■ **PROVIDED RECORDS**
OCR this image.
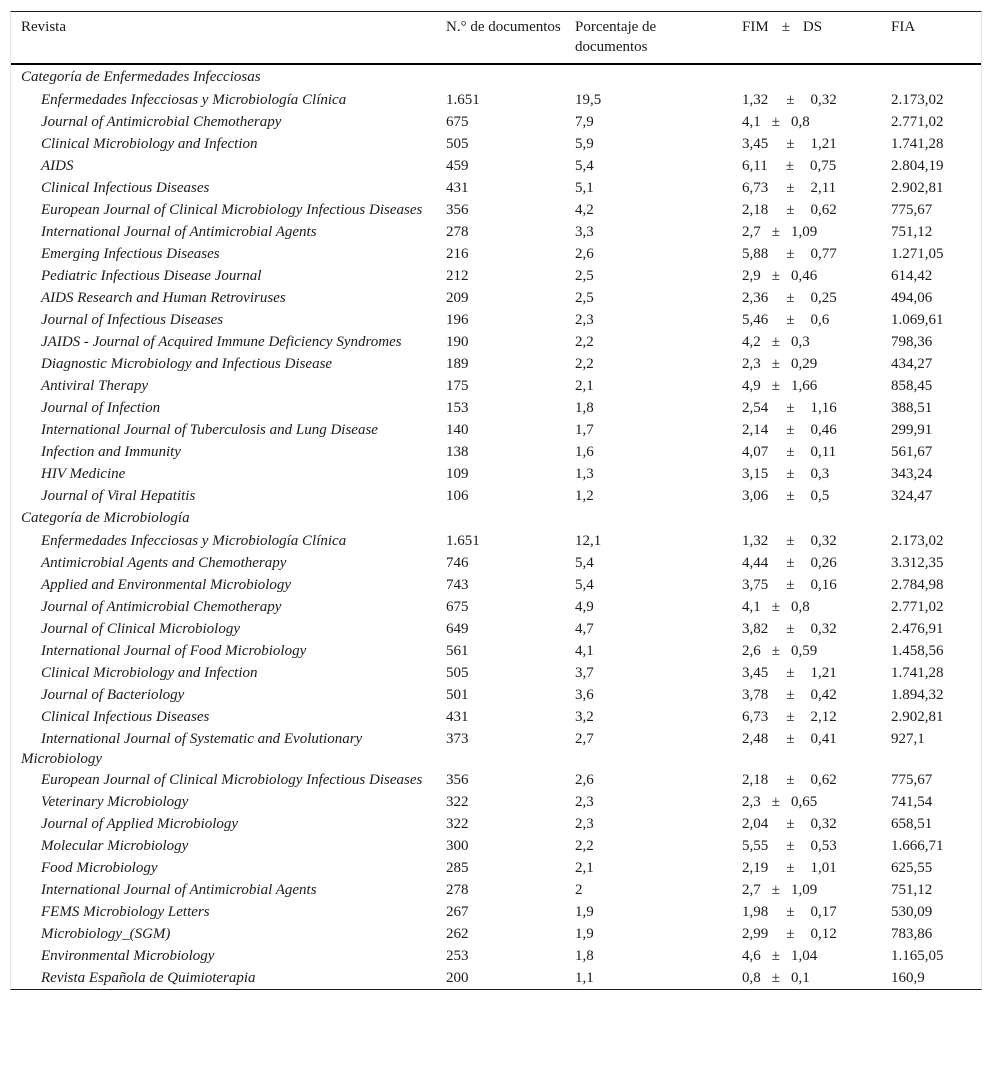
Revista	N.° de documentos	Porcentaje de documentos	FIM ± DS	FIA
Categoría de Enfermedades Infecciosas				

Enfermedades Infecciosas y Microbiología Clínica	1.651	19,5	1,32 ± 0,32	2.173,02

Journal of Antimicrobial Chemotherapy	675	7,9	4,1 ± 0,8	2.771,02

Clinical Microbiology and Infection	505	5,9	3,45 ± 1,21	1.741,28

AIDS	459	5,4	6,11 ± 0,75	2.804,19

Clinical Infectious Diseases	431	5,1	6,73 ± 2,11	2.902,81

European Journal of Clinical Microbiology Infectious Diseases	356	4,2	2,18 ± 0,62	775,67

International Journal of Antimicrobial Agents	278	3,3	2,7 ± 1,09	751,12

Emerging Infectious Diseases	216	2,6	5,88 ± 0,77	1.271,05

Pediatric Infectious Disease Journal	212	2,5	2,9 ± 0,46	614,42

AIDS Research and Human Retroviruses	209	2,5	2,36 ± 0,25	494,06

Journal of Infectious Diseases	196	2,3	5,46 ± 0,6	1.069,61

JAIDS - Journal of Acquired Immune Deficiency Syndromes	190	2,2	4,2 ± 0,3	798,36

Diagnostic Microbiology and Infectious Disease	189	2,2	2,3 ± 0,29	434,27

Antiviral Therapy	175	2,1	4,9 ± 1,66	858,45

Journal of Infection	153	1,8	2,54 ± 1,16	388,51

International Journal of Tuberculosis and Lung Disease	140	1,7	2,14 ± 0,46	299,91

Infection and Immunity	138	1,6	4,07 ± 0,11	561,67

HIV Medicine	109	1,3	3,15 ± 0,3	343,24

Journal of Viral Hepatitis	106	1,2	3,06 ± 0,5	324,47
Categoría de Microbiología				

Enfermedades Infecciosas y Microbiología Clínica	1.651	12,1	1,32 ± 0,32	2.173,02

Antimicrobial Agents and Chemotherapy	746	5,4	4,44 ± 0,26	3.312,35

Applied and Environmental Microbiology	743	5,4	3,75 ± 0,16	2.784,98

Journal of Antimicrobial Chemotherapy	675	4,9	4,1 ± 0,8	2.771,02

Journal of Clinical Microbiology	649	4,7	3,82 ± 0,32	2.476,91

International Journal of Food Microbiology	561	4,1	2,6 ± 0,59	1.458,56

Clinical Microbiology and Infection	505	3,7	3,45 ± 1,21	1.741,28

Journal of Bacteriology	501	3,6	3,78 ± 0,42	1.894,32

Clinical Infectious Diseases	431	3,2	6,73 ± 2,12	2.902,81

International Journal of Systematic and Evolutionary Microbiology	373	2,7	2,48 ± 0,41	927,1

European Journal of Clinical Microbiology Infectious Diseases	356	2,6	2,18 ± 0,62	775,67

Veterinary Microbiology	322	2,3	2,3 ± 0,65	741,54

Journal of Applied Microbiology	322	2,3	2,04 ± 0,32	658,51

Molecular Microbiology	300	2,2	5,55 ± 0,53	1.666,71

Food Microbiology	285	2,1	2,19 ± 1,01	625,55

International Journal of Antimicrobial Agents	278	2	2,7 ± 1,09	751,12

FEMS Microbiology Letters	267	1,9	1,98 ± 0,17	530,09

Microbiology_(SGM)	262	1,9	2,99 ± 0,12	783,86

Environmental Microbiology	253	1,8	4,6 ± 1,04	1.165,05

Revista Española de Quimioterapia	200	1,1	0,8 ± 0,1	160,9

■ **YOUR GOAL**
Transcribe the whole of the data exactly, minus any pictures.

■ **YOUR RESPONSE**
OCR this image.
Revista	N.° de documentos	Porcentaje de documentos	FIM ± DS	FIA
Categoría de Enfermedades Infecciosas				

Enfermedades Infecciosas y Microbiología Clínica	1.651	19,5	1,32 ± 0,32	2.173,02

Journal of Antimicrobial Chemotherapy	675	7,9	4,1 ± 0,8	2.771,02

Clinical Microbiology and Infection	505	5,9	3,45 ± 1,21	1.741,28

AIDS	459	5,4	6,11 ± 0,75	2.804,19

Clinical Infectious Diseases	431	5,1	6,73 ± 2,11	2.902,81

European Journal of Clinical Microbiology Infectious Diseases	356	4,2	2,18 ± 0,62	775,67

International Journal of Antimicrobial Agents	278	3,3	2,7 ± 1,09	751,12

Emerging Infectious Diseases	216	2,6	5,88 ± 0,77	1.271,05

Pediatric Infectious Disease Journal	212	2,5	2,9 ± 0,46	614,42

AIDS Research and Human Retroviruses	209	2,5	2,36 ± 0,25	494,06

Journal of Infectious Diseases	196	2,3	5,46 ± 0,6	1.069,61

JAIDS - Journal of Acquired Immune Deficiency Syndromes	190	2,2	4,2 ± 0,3	798,36

Diagnostic Microbiology and Infectious Disease	189	2,2	2,3 ± 0,29	434,27

Antiviral Therapy	175	2,1	4,9 ± 1,66	858,45

Journal of Infection	153	1,8	2,54 ± 1,16	388,51

International Journal of Tuberculosis and Lung Disease	140	1,7	2,14 ± 0,46	299,91

Infection and Immunity	138	1,6	4,07 ± 0,11	561,67

HIV Medicine	109	1,3	3,15 ± 0,3	343,24

Journal of Viral Hepatitis	106	1,2	3,06 ± 0,5	324,47
Categoría de Microbiología				

Enfermedades Infecciosas y Microbiología Clínica	1.651	12,1	1,32 ± 0,32	2.173,02

Antimicrobial Agents and Chemotherapy	746	5,4	4,44 ± 0,26	3.312,35

Applied and Environmental Microbiology	743	5,4	3,75 ± 0,16	2.784,98

Journal of Antimicrobial Chemotherapy	675	4,9	4,1 ± 0,8	2.771,02

Journal of Clinical Microbiology	649	4,7	3,82 ± 0,32	2.476,91

International Journal of Food Microbiology	561	4,1	2,6 ± 0,59	1.458,56

Clinical Microbiology and Infection	505	3,7	3,45 ± 1,21	1.741,28

Journal of Bacteriology	501	3,6	3,78 ± 0,42	1.894,32

Clinical Infectious Diseases	431	3,2	6,73 ± 2,12	2.902,81

International Journal of Systematic and Evolutionary Microbiology	373	2,7	2,48 ± 0,41	927,1

European Journal of Clinical Microbiology Infectious Diseases	356	2,6	2,18 ± 0,62	775,67

Veterinary Microbiology	322	2,3	2,3 ± 0,65	741,54

Journal of Applied Microbiology	322	2,3	2,04 ± 0,32	658,51

Molecular Microbiology	300	2,2	5,55 ± 0,53	1.666,71

Food Microbiology	285	2,1	2,19 ± 1,01	625,55

International Journal of Antimicrobial Agents	278	2	2,7 ± 1,09	751,12

FEMS Microbiology Letters	267	1,9	1,98 ± 0,17	530,09

Microbiology_(SGM)	262	1,9	2,99 ± 0,12	783,86

Environmental Microbiology	253	1,8	4,6 ± 1,04	1.165,05

Revista Española de Quimioterapia	200	1,1	0,8 ± 0,1	160,9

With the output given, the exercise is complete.